▶ **Your goal**
Write out the complete material exactly as it stands.

▶ **Listed entries**

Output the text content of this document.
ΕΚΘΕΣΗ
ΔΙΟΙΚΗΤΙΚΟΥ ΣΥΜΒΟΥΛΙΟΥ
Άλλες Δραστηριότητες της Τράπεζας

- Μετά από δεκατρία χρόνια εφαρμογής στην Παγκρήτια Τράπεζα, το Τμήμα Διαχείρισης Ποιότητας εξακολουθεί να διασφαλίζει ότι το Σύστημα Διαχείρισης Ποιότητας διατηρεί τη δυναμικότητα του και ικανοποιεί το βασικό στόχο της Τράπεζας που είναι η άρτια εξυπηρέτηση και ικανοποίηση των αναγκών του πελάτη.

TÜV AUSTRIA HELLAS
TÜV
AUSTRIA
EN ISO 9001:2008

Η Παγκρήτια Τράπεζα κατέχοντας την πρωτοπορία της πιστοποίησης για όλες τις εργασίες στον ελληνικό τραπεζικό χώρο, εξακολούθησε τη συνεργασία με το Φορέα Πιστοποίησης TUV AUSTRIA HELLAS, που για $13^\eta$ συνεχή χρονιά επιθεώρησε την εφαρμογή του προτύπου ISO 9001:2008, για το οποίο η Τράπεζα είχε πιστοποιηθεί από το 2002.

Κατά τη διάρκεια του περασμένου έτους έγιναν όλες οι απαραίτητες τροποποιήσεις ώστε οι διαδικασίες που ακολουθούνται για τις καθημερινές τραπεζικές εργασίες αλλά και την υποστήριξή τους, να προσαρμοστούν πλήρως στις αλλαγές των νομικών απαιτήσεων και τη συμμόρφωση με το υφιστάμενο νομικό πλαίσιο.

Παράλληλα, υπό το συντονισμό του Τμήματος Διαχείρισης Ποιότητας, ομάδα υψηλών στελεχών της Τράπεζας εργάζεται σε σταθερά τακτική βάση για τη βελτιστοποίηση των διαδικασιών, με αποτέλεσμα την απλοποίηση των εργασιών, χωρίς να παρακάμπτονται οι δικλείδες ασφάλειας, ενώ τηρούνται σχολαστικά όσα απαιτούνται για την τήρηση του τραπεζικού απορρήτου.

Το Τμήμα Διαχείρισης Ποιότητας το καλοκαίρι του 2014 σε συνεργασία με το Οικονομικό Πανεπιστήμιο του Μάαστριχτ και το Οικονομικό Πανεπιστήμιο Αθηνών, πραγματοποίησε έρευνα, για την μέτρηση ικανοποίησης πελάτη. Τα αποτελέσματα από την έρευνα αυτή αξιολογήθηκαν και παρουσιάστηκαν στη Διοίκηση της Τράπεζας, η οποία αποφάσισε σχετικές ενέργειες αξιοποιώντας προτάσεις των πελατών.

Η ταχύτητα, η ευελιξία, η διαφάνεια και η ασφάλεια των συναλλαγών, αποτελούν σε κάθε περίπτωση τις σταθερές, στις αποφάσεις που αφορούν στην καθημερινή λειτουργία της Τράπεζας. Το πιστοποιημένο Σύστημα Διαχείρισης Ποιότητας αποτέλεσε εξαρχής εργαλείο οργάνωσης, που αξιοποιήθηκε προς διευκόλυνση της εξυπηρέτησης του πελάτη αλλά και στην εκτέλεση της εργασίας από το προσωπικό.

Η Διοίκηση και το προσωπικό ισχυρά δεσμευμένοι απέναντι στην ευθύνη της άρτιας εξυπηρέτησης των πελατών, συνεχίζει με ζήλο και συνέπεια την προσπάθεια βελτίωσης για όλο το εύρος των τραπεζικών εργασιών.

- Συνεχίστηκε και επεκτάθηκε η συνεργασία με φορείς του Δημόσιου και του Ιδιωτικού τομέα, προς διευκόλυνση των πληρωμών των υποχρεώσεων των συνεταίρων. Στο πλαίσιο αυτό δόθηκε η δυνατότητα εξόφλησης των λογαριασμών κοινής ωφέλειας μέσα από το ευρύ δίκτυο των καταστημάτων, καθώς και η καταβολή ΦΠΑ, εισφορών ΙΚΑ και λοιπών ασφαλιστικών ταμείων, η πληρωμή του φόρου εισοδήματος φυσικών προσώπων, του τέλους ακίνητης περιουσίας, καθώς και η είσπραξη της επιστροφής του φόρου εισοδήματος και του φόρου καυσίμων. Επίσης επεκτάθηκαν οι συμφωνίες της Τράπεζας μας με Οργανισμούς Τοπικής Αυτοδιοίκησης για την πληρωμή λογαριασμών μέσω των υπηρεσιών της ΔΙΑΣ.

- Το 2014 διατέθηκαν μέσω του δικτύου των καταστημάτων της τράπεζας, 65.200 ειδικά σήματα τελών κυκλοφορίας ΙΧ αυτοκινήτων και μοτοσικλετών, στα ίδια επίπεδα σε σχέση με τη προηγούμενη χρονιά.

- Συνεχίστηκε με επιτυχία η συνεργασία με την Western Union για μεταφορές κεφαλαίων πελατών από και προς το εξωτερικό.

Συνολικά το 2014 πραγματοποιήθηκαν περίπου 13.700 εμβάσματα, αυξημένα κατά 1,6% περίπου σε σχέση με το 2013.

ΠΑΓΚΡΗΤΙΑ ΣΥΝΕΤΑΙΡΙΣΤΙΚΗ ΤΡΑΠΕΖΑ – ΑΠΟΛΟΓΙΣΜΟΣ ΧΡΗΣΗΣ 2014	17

▶ **Solution for this problem**
Output the text content of this document.
ΕΚΘΕΣΗ
ΔΙΟΙΚΗΤΙΚΟΥ ΣΥΜΒΟΥΛΙΟΥ
Άλλες Δραστηριότητες της Τράπεζας

- Μετά από δεκατρία χρόνια εφαρμογής στην Παγκρήτια Τράπεζα, το Τμήμα Διαχείρισης Ποιότητας εξακολουθεί να διασφαλίζει ότι το Σύστημα Διαχείρισης Ποιότητας διατηρεί τη δυναμικότητα του και ικανοποιεί το βασικό στόχο της Τράπεζας που είναι η άρτια εξυπηρέτηση και ικανοποίηση των αναγκών του πελάτη.

TÜV AUSTRIA HELLAS
TÜV
AUSTRIA
EN ISO 9001:2008

Η Παγκρήτια Τράπεζα κατέχοντας την πρωτοπορία της πιστοποίησης για όλες τις εργασίες στον ελληνικό τραπεζικό χώρο, εξακολούθησε τη συνεργασία με το Φορέα Πιστοποίησης TUV AUSTRIA HELLAS, που για $13^\eta$ συνεχή χρονιά επιθεώρησε την εφαρμογή του προτύπου ISO 9001:2008, για το οποίο η Τράπεζα είχε πιστοποιηθεί από το 2002.

Κατά τη διάρκεια του περασμένου έτους έγιναν όλες οι απαραίτητες τροποποιήσεις ώστε οι διαδικασίες που ακολουθούνται για τις καθημερινές τραπεζικές εργασίες αλλά και την υποστήριξή τους, να προσαρμοστούν πλήρως στις αλλαγές των νομικών απαιτήσεων και τη συμμόρφωση με το υφιστάμενο νομικό πλαίσιο.

Παράλληλα, υπό το συντονισμό του Τμήματος Διαχείρισης Ποιότητας, ομάδα υψηλών στελεχών της Τράπεζας εργάζεται σε σταθερά τακτική βάση για τη βελτιστοποίηση των διαδικασιών, με αποτέλεσμα την απλοποίηση των εργασιών, χωρίς να παρακάμπτονται οι δικλείδες ασφάλειας, ενώ τηρούνται σχολαστικά όσα απαιτούνται για την τήρηση του τραπεζικού απορρήτου.

Το Τμήμα Διαχείρισης Ποιότητας το καλοκαίρι του 2014 σε συνεργασία με το Οικονομικό Πανεπιστήμιο του Μάαστριχτ και το Οικονομικό Πανεπιστήμιο Αθηνών, πραγματοποίησε έρευνα, για την μέτρηση ικανοποίησης πελάτη. Τα αποτελέσματα από την έρευνα αυτή αξιολογήθηκαν και παρουσιάστηκαν στη Διοίκηση της Τράπεζας, η οποία αποφάσισε σχετικές ενέργειες αξιοποιώντας προτάσεις των πελατών.

Η ταχύτητα, η ευελιξία, η διαφάνεια και η ασφάλεια των συναλλαγών, αποτελούν σε κάθε περίπτωση τις σταθερές, στις αποφάσεις που αφορούν στην καθημερινή λειτουργία της Τράπεζας. Το πιστοποιημένο Σύστημα Διαχείρισης Ποιότητας αποτέλεσε εξαρχής εργαλείο οργάνωσης, που αξιοποιήθηκε προς διευκόλυνση της εξυπηρέτησης του πελάτη αλλά και στην εκτέλεση της εργασίας από το προσωπικό.

Η Διοίκηση και το προσωπικό ισχυρά δεσμευμένοι απέναντι στην ευθύνη της άρτιας εξυπηρέτησης των πελατών, συνεχίζει με ζήλο και συνέπεια την προσπάθεια βελτίωσης για όλο το εύρος των τραπεζικών εργασιών.

- Συνεχίστηκε και επεκτάθηκε η συνεργασία με φορείς του Δημόσιου και του Ιδιωτικού τομέα, προς διευκόλυνση των πληρωμών των υποχρεώσεων των συνεταίρων. Στο πλαίσιο αυτό δόθηκε η δυνατότητα εξόφλησης των λογαριασμών κοινής ωφέλειας μέσα από το ευρύ δίκτυο των καταστημάτων, καθώς και η καταβολή ΦΠΑ, εισφορών ΙΚΑ και λοιπών ασφαλιστικών ταμείων, η πληρωμή του φόρου εισοδήματος φυσικών προσώπων, του τέλους ακίνητης περιουσίας, καθώς και η είσπραξη της επιστροφής του φόρου εισοδήματος και του φόρου καυσίμων. Επίσης επεκτάθηκαν οι συμφωνίες της Τράπεζας μας με Οργανισμούς Τοπικής Αυτοδιοίκησης για την πληρωμή λογαριασμών μέσω των υπηρεσιών της ΔΙΑΣ.

- Το 2014 διατέθηκαν μέσω του δικτύου των καταστημάτων της τράπεζας, 65.200 ειδικά σήματα τελών κυκλοφορίας ΙΧ αυτοκινήτων και μοτοσικλετών, στα ίδια επίπεδα σε σχέση με τη προηγούμενη χρονιά.

- Συνεχίστηκε με επιτυχία η συνεργασία με την Western Union για μεταφορές κεφαλαίων πελατών από και προς το εξωτερικό.

Συνολικά το 2014 πραγματοποιήθηκαν περίπου 13.700 εμβάσματα, αυξημένα κατά 1,6% περίπου σε σχέση με το 2013.

ΠΑΓΚΡΗΤΙΑ ΣΥΝΕΤΑΙΡΙΣΤΙΚΗ ΤΡΑΠΕΖΑ – ΑΠΟΛΟΓΙΣΜΟΣ ΧΡΗΣΗΣ 2014	17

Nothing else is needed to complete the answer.